**Exercise:** Make an exact copy of the listing below.

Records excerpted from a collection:
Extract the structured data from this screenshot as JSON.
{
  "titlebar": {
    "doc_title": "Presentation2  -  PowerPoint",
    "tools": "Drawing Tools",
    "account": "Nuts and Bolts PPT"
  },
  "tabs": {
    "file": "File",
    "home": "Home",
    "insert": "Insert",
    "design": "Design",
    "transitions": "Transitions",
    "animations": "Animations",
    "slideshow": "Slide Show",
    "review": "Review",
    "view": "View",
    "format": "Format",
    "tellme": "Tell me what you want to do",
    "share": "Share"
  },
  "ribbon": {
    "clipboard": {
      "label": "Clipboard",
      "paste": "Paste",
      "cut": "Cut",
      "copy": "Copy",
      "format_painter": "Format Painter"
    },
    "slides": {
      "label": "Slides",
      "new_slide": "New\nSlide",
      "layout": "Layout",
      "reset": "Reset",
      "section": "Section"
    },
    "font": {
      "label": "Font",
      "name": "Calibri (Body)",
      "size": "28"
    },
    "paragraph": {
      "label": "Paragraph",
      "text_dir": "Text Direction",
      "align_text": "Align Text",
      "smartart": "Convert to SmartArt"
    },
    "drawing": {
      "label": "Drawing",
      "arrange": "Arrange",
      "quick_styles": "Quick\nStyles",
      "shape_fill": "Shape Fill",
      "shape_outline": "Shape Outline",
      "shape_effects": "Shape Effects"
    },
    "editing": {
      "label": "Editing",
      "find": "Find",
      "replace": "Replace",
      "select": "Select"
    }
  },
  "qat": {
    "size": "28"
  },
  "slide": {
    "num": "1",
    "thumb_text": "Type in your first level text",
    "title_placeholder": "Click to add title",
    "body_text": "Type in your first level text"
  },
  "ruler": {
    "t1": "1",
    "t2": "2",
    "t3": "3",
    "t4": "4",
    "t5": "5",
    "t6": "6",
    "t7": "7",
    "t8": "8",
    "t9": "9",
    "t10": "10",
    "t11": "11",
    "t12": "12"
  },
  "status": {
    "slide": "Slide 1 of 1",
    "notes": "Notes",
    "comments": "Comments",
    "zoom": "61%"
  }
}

**Response for this exercise:**
Extract the structured data from this screenshot as JSON.
{
  "titlebar": {
    "doc_title": "Presentation2  -  PowerPoint",
    "tools": "Drawing Tools",
    "account": "Nuts and Bolts PPT"
  },
  "tabs": {
    "file": "File",
    "home": "Home",
    "insert": "Insert",
    "design": "Design",
    "transitions": "Transitions",
    "animations": "Animations",
    "slideshow": "Slide Show",
    "review": "Review",
    "view": "View",
    "format": "Format",
    "tellme": "Tell me what you want to do",
    "share": "Share"
  },
  "ribbon": {
    "clipboard": {
      "label": "Clipboard",
      "paste": "Paste",
      "cut": "Cut",
      "copy": "Copy",
      "format_painter": "Format Painter"
    },
    "slides": {
      "label": "Slides",
      "new_slide": "New\nSlide",
      "layout": "Layout",
      "reset": "Reset",
      "section": "Section"
    },
    "font": {
      "label": "Font",
      "name": "Calibri (Body)",
      "size": "28"
    },
    "paragraph": {
      "label": "Paragraph",
      "text_dir": "Text Direction",
      "align_text": "Align Text",
      "smartart": "Convert to SmartArt"
    },
    "drawing": {
      "label": "Drawing",
      "arrange": "Arrange",
      "quick_styles": "Quick\nStyles",
      "shape_fill": "Shape Fill",
      "shape_outline": "Shape Outline",
      "shape_effects": "Shape Effects"
    },
    "editing": {
      "label": "Editing",
      "find": "Find",
      "replace": "Replace",
      "select": "Select"
    }
  },
  "qat": {
    "size": "28"
  },
  "slide": {
    "num": "1",
    "thumb_text": "Type in your first level text",
    "title_placeholder": "Click to add title",
    "body_text": "Type in your first level text"
  },
  "ruler": {
    "t1": "1",
    "t2": "2",
    "t3": "3",
    "t4": "4",
    "t5": "5",
    "t6": "6",
    "t7": "7",
    "t8": "8",
    "t9": "9",
    "t10": "10",
    "t11": "11",
    "t12": "12"
  },
  "status": {
    "slide": "Slide 1 of 1",
    "notes": "Notes",
    "comments": "Comments",
    "zoom": "61%"
  }
}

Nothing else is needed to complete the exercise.